_ENUNCIADO:_
Dê sequência à crítica do filme "A pele que habito", começando logo após a última frase apresentada.

_BLOCO DE TEXTO:_
* * * * * * *
Banderas nunca foi necessariamente um ator fantástico, mas engana direitinho num filme azeitado. É o que acontece em “A pele que habito”. Na nova película de Almodóvar, ele é Ledgard, o tal vilão maquiavélico que eu descrevi acima capaz de traçar e executar um plano tão bizarro e perverso que faz o thriller de Almodóvar dar uma virada de embrulhar o estômago.

Ledgard é um bem sucedido cirurgião que faz experiências transgênicas para criar uma pele que seja resistente a picadas de mosquito e queimaduras. Por trás da obsessão do cirurgião está um dos seus traumas: a morte da mulher, que comete suicídio meses depois de ficar completamente queimada após um acidente de automóvel em que o carro em que ela está com o amante e irmão de Ledgard pega fogo.

Claro que muito do que ele faz não é considerado legal pela comunidade científica. Por isso usa a sua própria mansão para as suas experiências. Entre elas, está manter a misteriosa Vera (Elena Anaya) presa num dos quartos vestindo apenas um collant que cobre o seu corpo todo, cuja pele é, nas palavras do cirurgião, extremamente macia. Uma pele perfeita como a que ele sonhara.

Vera tem papel fundamental na trama de Almodóvar. Dentro do intrincado roteiro escrito pelo cineasta, ela é a personificação da esposa morta de Ledgard, mas quem assiste ao filme descobrirá que ela é muito mais do que uma personagem que atiça os desejos não apenas de Ledgard, mas do seu irmão.
* * * * * * *
_ITENS EXIBIDOS:_
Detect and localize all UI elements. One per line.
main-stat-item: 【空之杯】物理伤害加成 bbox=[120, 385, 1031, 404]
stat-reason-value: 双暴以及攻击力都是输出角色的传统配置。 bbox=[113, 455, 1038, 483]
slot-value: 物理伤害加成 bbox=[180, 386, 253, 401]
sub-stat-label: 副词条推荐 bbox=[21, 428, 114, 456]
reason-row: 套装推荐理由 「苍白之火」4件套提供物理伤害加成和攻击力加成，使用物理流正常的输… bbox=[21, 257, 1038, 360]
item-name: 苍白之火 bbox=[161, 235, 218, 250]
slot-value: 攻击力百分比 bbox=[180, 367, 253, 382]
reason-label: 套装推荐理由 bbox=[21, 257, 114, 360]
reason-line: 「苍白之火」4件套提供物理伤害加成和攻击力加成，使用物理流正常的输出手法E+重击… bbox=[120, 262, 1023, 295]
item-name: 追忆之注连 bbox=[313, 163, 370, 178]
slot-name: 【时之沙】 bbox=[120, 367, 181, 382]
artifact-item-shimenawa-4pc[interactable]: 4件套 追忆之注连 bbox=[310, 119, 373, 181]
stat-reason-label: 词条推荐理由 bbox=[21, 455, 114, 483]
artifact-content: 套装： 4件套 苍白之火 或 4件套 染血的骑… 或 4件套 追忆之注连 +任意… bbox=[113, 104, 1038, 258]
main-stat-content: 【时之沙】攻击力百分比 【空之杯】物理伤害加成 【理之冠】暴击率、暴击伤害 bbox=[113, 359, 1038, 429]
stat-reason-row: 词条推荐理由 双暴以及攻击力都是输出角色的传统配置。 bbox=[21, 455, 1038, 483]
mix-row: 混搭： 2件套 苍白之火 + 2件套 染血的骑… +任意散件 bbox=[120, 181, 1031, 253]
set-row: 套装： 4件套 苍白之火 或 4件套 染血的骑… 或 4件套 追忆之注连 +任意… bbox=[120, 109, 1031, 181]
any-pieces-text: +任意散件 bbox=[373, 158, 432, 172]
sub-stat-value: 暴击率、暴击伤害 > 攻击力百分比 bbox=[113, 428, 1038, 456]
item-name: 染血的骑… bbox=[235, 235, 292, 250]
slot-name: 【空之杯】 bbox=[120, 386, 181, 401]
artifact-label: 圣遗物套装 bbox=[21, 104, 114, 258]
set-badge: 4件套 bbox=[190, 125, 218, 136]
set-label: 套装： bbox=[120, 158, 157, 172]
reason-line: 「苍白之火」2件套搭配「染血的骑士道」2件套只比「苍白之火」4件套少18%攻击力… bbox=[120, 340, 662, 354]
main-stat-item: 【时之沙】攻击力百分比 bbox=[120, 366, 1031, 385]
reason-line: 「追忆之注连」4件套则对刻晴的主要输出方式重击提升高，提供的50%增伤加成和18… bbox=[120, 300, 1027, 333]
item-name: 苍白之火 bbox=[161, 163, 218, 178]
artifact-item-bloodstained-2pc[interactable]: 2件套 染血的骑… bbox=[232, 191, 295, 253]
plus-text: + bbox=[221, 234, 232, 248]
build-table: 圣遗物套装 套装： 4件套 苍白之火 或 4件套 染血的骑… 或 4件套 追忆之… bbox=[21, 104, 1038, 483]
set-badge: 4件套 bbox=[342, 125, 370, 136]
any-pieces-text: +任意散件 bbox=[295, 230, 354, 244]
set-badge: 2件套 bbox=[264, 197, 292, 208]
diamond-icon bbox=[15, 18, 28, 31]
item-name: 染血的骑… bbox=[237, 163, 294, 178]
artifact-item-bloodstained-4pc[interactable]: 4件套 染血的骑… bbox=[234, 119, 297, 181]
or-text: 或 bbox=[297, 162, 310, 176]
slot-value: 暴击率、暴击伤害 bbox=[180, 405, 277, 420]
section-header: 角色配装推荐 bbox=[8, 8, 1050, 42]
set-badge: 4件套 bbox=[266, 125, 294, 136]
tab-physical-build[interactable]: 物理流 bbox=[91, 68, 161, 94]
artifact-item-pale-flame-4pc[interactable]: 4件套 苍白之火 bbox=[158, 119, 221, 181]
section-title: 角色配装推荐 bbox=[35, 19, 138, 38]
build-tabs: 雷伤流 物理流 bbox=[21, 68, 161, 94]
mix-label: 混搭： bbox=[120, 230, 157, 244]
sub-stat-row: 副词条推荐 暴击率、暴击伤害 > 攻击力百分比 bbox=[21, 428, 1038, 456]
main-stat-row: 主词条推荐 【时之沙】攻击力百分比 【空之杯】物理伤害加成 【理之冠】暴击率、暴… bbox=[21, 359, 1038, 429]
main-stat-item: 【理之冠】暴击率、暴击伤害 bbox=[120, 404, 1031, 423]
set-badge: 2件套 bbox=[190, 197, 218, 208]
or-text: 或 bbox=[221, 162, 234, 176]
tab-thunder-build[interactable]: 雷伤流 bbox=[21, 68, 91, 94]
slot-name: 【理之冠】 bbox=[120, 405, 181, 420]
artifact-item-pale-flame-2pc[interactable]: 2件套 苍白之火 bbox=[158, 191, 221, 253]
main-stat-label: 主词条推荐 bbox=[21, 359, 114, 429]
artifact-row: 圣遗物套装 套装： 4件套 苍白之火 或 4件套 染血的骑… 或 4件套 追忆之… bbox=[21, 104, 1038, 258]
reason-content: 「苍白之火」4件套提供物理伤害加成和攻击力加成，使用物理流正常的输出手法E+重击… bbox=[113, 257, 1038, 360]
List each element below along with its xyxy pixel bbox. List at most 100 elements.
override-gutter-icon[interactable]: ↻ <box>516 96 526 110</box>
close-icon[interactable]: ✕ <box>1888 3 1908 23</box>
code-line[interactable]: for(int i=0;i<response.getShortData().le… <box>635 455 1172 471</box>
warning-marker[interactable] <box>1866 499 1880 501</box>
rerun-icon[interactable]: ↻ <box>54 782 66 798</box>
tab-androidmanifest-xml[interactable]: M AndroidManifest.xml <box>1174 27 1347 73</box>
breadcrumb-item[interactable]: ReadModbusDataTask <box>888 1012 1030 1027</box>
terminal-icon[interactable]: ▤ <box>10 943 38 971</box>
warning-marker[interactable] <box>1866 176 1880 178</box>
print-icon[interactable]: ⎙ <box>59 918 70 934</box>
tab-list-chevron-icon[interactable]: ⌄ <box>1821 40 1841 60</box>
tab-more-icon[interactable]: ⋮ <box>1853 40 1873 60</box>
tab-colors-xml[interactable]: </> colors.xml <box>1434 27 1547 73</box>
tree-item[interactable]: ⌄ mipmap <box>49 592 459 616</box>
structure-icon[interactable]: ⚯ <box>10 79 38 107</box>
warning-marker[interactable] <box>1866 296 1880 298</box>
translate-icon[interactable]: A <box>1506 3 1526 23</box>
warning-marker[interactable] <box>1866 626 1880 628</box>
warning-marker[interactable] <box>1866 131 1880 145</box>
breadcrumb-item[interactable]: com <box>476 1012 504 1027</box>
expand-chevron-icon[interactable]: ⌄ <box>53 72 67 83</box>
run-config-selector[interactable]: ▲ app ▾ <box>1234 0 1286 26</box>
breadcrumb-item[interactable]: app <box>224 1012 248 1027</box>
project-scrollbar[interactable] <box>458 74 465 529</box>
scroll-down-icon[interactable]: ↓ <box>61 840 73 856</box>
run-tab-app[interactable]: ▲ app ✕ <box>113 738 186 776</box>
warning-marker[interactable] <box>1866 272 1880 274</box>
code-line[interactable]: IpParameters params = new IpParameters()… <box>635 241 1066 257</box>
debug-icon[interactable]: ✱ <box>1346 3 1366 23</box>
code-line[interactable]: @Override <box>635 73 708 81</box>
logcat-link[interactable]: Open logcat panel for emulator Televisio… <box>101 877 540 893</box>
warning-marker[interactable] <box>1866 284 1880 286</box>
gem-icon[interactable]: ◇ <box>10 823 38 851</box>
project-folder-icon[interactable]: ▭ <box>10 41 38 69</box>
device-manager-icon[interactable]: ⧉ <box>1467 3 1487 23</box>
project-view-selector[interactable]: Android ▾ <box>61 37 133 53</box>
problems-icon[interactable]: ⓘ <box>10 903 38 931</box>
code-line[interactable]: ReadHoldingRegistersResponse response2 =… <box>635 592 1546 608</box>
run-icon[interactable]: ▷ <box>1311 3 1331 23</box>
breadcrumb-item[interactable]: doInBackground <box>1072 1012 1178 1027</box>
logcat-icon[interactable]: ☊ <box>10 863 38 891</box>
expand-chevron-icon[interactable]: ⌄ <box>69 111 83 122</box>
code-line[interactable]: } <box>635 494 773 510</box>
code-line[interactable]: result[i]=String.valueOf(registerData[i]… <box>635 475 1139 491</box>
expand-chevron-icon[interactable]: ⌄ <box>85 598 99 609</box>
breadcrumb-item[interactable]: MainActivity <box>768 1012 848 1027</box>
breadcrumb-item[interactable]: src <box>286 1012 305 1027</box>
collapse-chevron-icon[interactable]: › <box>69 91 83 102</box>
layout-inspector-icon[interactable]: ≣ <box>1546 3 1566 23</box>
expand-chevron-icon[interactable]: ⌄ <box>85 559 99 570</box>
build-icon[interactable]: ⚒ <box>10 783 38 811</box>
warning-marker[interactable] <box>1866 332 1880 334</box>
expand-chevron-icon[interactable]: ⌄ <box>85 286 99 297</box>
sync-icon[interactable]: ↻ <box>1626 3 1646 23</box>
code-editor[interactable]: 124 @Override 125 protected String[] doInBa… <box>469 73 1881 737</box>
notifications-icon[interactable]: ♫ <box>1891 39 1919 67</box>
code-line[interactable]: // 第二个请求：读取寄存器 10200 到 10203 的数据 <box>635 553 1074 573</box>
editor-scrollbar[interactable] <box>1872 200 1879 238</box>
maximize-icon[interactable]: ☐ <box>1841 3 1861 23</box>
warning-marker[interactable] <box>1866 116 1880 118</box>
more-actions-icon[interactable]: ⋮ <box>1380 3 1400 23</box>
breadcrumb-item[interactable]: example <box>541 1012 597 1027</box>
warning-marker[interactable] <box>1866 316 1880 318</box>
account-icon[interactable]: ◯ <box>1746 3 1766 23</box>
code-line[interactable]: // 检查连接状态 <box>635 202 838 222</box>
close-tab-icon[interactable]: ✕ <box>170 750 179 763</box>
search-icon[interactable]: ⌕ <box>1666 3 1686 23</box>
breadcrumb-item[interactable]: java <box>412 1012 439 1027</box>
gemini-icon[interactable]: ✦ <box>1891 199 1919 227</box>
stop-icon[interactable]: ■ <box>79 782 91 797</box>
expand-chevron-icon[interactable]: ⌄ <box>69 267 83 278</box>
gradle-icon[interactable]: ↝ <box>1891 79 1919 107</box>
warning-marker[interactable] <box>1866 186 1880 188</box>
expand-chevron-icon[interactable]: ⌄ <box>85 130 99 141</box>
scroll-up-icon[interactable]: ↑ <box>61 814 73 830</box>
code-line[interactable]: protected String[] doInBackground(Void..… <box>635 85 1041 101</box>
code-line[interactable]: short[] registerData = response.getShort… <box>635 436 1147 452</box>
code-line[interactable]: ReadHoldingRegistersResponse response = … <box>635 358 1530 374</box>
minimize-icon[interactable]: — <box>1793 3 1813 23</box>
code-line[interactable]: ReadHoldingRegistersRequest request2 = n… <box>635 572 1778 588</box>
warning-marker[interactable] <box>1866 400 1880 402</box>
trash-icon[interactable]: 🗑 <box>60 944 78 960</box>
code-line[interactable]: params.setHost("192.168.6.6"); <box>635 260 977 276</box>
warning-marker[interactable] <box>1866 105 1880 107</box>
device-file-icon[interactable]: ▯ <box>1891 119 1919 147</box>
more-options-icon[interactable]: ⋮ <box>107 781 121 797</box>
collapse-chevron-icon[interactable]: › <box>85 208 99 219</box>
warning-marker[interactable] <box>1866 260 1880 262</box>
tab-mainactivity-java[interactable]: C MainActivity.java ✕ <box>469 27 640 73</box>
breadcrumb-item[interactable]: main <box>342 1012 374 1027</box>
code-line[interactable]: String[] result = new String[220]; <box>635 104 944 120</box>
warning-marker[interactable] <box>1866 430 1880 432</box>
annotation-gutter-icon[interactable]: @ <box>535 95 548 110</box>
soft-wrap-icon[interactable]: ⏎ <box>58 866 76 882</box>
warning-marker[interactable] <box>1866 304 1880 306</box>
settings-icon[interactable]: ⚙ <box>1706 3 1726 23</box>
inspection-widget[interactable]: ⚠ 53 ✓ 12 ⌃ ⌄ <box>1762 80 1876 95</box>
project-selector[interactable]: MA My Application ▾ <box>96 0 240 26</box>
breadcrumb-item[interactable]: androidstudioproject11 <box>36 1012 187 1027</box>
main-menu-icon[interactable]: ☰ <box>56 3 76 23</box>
* * * * * * *
_RESPOSTA ESCRITA:_
Vera não é o único ponto fraco do cirurgião numa trama cercada de vingança e paixão de um homem frágil e à mercê das mulheres que o cercam. O trauma com a morte da mulher potencializa com o destino semelhante da filha Norma (Blanca Suárez), menina que está em tratamento de uma fobia social, mas acaba quase sendo estuprada numa festa por Vicente (Jan Cornet), jovem que apronta muito em Toledo, mas vai pagar caro por este último ato. Após acordar de um desmaio, Norma acha que foi estuprada pelo pai, tem que ser novamente internada, e acaba dando cabo da vida da mesma forma que viu a mãe fazer.

No thriller de Almodóvar, canções abrem portas traumáticas na mente, os personagens são psicologicamente perturbados e mesmo as mulheres fortes que são a marca de seus trabalhos revelam alguma fragilidade. Todos tem algum ponto fraco que os despedaça, uma carência que fragiliza.

“A pele que habito” é um thriller clássico, mas tem o toque do diretor espanhol nesta sua primeira incursão neste gênero. O bom humor que é uma das marcas dos seus filmes, assim como as cores fortes, são deixados um pouco de lado em nome de um forte clima de suspense. Mas os temas homossexuais e fortes sentimentos de desejo e paixão estão lá expostos em carne viva a cada passo de Ledgard, o vilão frio e calculista que terá o destino clássico em um filme tenso em que Almodóvar tem o mérito de abrir uma nova pasta nos arquivos de thriller da produção cinematográfica.

É impossível não sair incomodado de uma sessão de “A pele que habito”. Almodóvar usa o tema da cirurgia plástica para dissecar a alma e fazer refluir dela o monstro que habita o inconsciente humano. Ou ao menos aqueles que estão entre os mais perversos deles. E o desfecho de sua experiência é um trabalho que resulta num dos melhores filmes do diretor neste século e talvez um dos melhores de sua filmografia.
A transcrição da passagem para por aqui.